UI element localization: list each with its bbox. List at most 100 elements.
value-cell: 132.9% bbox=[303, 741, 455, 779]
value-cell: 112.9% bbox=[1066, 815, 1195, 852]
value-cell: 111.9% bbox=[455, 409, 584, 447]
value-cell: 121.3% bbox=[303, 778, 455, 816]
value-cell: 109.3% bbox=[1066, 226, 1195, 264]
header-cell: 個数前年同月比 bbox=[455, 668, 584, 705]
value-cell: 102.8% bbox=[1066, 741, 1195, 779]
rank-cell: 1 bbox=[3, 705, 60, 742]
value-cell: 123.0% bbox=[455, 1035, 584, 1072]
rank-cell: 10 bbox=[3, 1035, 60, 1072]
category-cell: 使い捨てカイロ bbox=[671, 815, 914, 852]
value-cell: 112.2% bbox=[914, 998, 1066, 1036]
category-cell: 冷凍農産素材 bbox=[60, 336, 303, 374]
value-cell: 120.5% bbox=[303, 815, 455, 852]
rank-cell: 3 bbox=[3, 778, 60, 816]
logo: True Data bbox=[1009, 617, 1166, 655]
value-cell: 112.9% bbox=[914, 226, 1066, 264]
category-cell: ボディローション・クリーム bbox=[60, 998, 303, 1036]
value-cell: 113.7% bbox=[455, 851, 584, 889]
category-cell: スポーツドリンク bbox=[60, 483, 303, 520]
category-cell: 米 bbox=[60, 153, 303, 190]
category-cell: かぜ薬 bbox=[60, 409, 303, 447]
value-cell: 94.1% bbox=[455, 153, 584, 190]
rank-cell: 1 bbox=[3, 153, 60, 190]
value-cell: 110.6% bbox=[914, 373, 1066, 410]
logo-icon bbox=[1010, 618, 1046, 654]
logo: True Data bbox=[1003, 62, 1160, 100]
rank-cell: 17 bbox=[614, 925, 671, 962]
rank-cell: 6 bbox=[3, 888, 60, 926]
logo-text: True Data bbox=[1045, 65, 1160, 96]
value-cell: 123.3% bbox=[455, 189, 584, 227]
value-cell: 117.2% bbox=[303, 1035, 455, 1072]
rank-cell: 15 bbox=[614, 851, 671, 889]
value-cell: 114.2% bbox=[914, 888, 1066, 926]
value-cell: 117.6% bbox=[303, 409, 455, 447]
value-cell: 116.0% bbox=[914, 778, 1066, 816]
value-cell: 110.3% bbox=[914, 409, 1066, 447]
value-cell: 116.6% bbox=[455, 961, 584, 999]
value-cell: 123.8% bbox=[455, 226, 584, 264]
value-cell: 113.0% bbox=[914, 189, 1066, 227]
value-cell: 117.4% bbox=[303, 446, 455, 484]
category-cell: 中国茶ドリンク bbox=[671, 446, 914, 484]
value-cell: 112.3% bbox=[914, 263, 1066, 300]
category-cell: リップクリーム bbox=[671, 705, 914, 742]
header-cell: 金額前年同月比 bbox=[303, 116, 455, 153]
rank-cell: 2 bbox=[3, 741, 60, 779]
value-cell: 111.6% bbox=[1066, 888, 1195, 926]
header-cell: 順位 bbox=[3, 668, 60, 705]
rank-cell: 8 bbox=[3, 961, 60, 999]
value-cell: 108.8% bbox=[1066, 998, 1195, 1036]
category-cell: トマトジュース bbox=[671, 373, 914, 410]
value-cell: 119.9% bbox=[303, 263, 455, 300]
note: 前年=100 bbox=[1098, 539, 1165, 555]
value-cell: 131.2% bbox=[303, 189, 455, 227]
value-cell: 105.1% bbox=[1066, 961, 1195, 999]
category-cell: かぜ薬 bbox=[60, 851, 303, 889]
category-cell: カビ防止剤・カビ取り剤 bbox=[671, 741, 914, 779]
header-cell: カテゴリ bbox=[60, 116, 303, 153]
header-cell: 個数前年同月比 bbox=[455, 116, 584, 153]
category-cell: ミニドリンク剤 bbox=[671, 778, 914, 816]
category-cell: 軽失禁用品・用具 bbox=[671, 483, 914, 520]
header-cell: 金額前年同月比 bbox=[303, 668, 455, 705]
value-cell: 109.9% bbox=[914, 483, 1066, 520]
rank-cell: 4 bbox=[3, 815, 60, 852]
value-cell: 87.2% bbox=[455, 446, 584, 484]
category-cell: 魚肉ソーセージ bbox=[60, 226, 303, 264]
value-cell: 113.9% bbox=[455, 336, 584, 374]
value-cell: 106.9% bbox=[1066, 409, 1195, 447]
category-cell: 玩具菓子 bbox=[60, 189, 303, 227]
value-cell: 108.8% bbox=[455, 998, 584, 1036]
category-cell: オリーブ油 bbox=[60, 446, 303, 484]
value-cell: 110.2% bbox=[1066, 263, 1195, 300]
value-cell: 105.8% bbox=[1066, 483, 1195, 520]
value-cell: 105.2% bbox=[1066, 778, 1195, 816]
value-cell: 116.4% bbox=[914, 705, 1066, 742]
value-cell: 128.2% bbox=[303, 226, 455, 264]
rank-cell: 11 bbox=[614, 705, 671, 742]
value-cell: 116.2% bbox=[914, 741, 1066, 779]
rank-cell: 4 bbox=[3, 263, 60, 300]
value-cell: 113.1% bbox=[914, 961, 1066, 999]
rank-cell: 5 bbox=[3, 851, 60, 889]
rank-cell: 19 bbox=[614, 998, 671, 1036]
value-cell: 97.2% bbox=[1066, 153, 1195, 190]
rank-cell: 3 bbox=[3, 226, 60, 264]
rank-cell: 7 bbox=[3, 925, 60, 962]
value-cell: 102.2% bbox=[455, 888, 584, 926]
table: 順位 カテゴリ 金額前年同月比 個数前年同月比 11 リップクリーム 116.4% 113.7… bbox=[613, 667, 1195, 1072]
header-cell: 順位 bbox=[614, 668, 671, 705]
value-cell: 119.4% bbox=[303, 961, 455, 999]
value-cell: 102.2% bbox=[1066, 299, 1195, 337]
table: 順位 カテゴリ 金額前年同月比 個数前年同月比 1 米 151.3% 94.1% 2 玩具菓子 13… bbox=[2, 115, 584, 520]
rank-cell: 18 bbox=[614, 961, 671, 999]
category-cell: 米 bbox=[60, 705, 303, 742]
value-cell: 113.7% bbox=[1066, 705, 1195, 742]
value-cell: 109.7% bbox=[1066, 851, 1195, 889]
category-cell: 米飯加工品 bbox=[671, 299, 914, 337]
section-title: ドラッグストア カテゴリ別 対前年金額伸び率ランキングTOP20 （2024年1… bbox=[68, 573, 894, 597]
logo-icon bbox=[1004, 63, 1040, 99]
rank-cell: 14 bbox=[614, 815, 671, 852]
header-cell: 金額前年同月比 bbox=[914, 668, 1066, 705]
○ ○ ○
What you should do:
Convert the lines in the records above into a numbered list, omitting any blank lines.

The result:
1. UI element localization: list each with its bbox. List at most 100 elements.
2. value-cell: 132.9% bbox=[303, 741, 455, 779]
3. value-cell: 112.9% bbox=[1066, 815, 1195, 852]
4. value-cell: 111.9% bbox=[455, 409, 584, 447]
5. value-cell: 121.3% bbox=[303, 778, 455, 816]
6. value-cell: 109.3% bbox=[1066, 226, 1195, 264]
7. header-cell: 個数前年同月比 bbox=[455, 668, 584, 705]
8. value-cell: 102.8% bbox=[1066, 741, 1195, 779]
9. rank-cell: 1 bbox=[3, 705, 60, 742]
10. value-cell: 123.0% bbox=[455, 1035, 584, 1072]
11. rank-cell: 10 bbox=[3, 1035, 60, 1072]
12. category-cell: 使い捨てカイロ bbox=[671, 815, 914, 852]
13. value-cell: 112.2% bbox=[914, 998, 1066, 1036]
14. category-cell: 冷凍農産素材 bbox=[60, 336, 303, 374]
15. value-cell: 120.5% bbox=[303, 815, 455, 852]
16. rank-cell: 3 bbox=[3, 778, 60, 816]
17. logo: True Data bbox=[1009, 617, 1166, 655]
18. value-cell: 112.9% bbox=[914, 226, 1066, 264]
19. category-cell: ボディローション・クリーム bbox=[60, 998, 303, 1036]
20. value-cell: 113.7% bbox=[455, 851, 584, 889]
21. category-cell: スポーツドリンク bbox=[60, 483, 303, 520]
22. category-cell: 米 bbox=[60, 153, 303, 190]
23. category-cell: かぜ薬 bbox=[60, 409, 303, 447]
24. value-cell: 94.1% bbox=[455, 153, 584, 190]
25. rank-cell: 1 bbox=[3, 153, 60, 190]
26. value-cell: 110.6% bbox=[914, 373, 1066, 410]
27. logo-icon bbox=[1010, 618, 1046, 654]
28. logo: True Data bbox=[1003, 62, 1160, 100]
29. rank-cell: 17 bbox=[614, 925, 671, 962]
30. rank-cell: 6 bbox=[3, 888, 60, 926]
31. logo-text: True Data bbox=[1045, 65, 1160, 96]
32. value-cell: 123.3% bbox=[455, 189, 584, 227]
33. value-cell: 117.2% bbox=[303, 1035, 455, 1072]
34. rank-cell: 15 bbox=[614, 851, 671, 889]
35. value-cell: 114.2% bbox=[914, 888, 1066, 926]
36. value-cell: 117.6% bbox=[303, 409, 455, 447]
37. value-cell: 116.0% bbox=[914, 778, 1066, 816]
38. value-cell: 110.3% bbox=[914, 409, 1066, 447]
39. value-cell: 116.6% bbox=[455, 961, 584, 999]
40. value-cell: 123.8% bbox=[455, 226, 584, 264]
41. value-cell: 113.0% bbox=[914, 189, 1066, 227]
42. value-cell: 117.4% bbox=[303, 446, 455, 484]
43. category-cell: 中国茶ドリンク bbox=[671, 446, 914, 484]
44. value-cell: 112.3% bbox=[914, 263, 1066, 300]
45. category-cell: リップクリーム bbox=[671, 705, 914, 742]
46. header-cell: 金額前年同月比 bbox=[303, 116, 455, 153]
47. rank-cell: 2 bbox=[3, 741, 60, 779]
48. value-cell: 111.6% bbox=[1066, 888, 1195, 926]
49. header-cell: 順位 bbox=[3, 668, 60, 705]
50. rank-cell: 8 bbox=[3, 961, 60, 999]
51. value-cell: 108.8% bbox=[1066, 998, 1195, 1036]
52. category-cell: トマトジュース bbox=[671, 373, 914, 410]
53. value-cell: 119.9% bbox=[303, 263, 455, 300]
54. note: 前年=100 bbox=[1098, 539, 1165, 555]
55. value-cell: 131.2% bbox=[303, 189, 455, 227]
56. value-cell: 105.1% bbox=[1066, 961, 1195, 999]
57. category-cell: かぜ薬 bbox=[60, 851, 303, 889]
58. category-cell: カビ防止剤・カビ取り剤 bbox=[671, 741, 914, 779]
59. header-cell: カテゴリ bbox=[60, 116, 303, 153]
60. header-cell: 個数前年同月比 bbox=[455, 116, 584, 153]
61. category-cell: ミニドリンク剤 bbox=[671, 778, 914, 816]
62. category-cell: 軽失禁用品・用具 bbox=[671, 483, 914, 520]
63. header-cell: 金額前年同月比 bbox=[303, 668, 455, 705]
64. value-cell: 109.9% bbox=[914, 483, 1066, 520]
65. rank-cell: 4 bbox=[3, 815, 60, 852]
66. value-cell: 87.2% bbox=[455, 446, 584, 484]
67. category-cell: 魚肉ソーセージ bbox=[60, 226, 303, 264]
68. value-cell: 113.9% bbox=[455, 336, 584, 374]
69. value-cell: 106.9% bbox=[1066, 409, 1195, 447]
70. category-cell: 玩具菓子 bbox=[60, 189, 303, 227]
71. value-cell: 108.8% bbox=[455, 998, 584, 1036]
72. category-cell: オリーブ油 bbox=[60, 446, 303, 484]
73. value-cell: 110.2% bbox=[1066, 263, 1195, 300]
74. value-cell: 105.8% bbox=[1066, 483, 1195, 520]
75. value-cell: 105.2% bbox=[1066, 778, 1195, 816]
76. value-cell: 116.4% bbox=[914, 705, 1066, 742]
77. value-cell: 128.2% bbox=[303, 226, 455, 264]
78. rank-cell: 11 bbox=[614, 705, 671, 742]
79. value-cell: 116.2% bbox=[914, 741, 1066, 779]
80. rank-cell: 4 bbox=[3, 263, 60, 300]
81. value-cell: 113.1% bbox=[914, 961, 1066, 999]
82. rank-cell: 5 bbox=[3, 851, 60, 889]
83. rank-cell: 19 bbox=[614, 998, 671, 1036]
84. value-cell: 97.2% bbox=[1066, 153, 1195, 190]
85. rank-cell: 3 bbox=[3, 226, 60, 264]
86. rank-cell: 7 bbox=[3, 925, 60, 962]
87. value-cell: 102.2% bbox=[455, 888, 584, 926]
88. table: 順位 カテゴリ 金額前年同月比 個数前年同月比 11 リップクリーム 116.4% 113.7… bbox=[613, 667, 1195, 1072]
89. header-cell: 順位 bbox=[614, 668, 671, 705]
90. value-cell: 119.4% bbox=[303, 961, 455, 999]
91. value-cell: 102.2% bbox=[1066, 299, 1195, 337]
92. table: 順位 カテゴリ 金額前年同月比 個数前年同月比 1 米 151.3% 94.1% 2 玩具菓子 13… bbox=[2, 115, 584, 520]
93. rank-cell: 18 bbox=[614, 961, 671, 999]
94. category-cell: 米 bbox=[60, 705, 303, 742]
95. value-cell: 113.7% bbox=[1066, 705, 1195, 742]
96. value-cell: 109.7% bbox=[1066, 851, 1195, 889]
97. category-cell: 米飯加工品 bbox=[671, 299, 914, 337]
98. section-title: ドラッグストア カテゴリ別 対前年金額伸び率ランキングTOP20 （2024年1… bbox=[68, 573, 894, 597]
99. logo-icon bbox=[1004, 63, 1040, 99]
100. rank-cell: 14 bbox=[614, 815, 671, 852]
101. header-cell: 金額前年同月比 bbox=[914, 668, 1066, 705]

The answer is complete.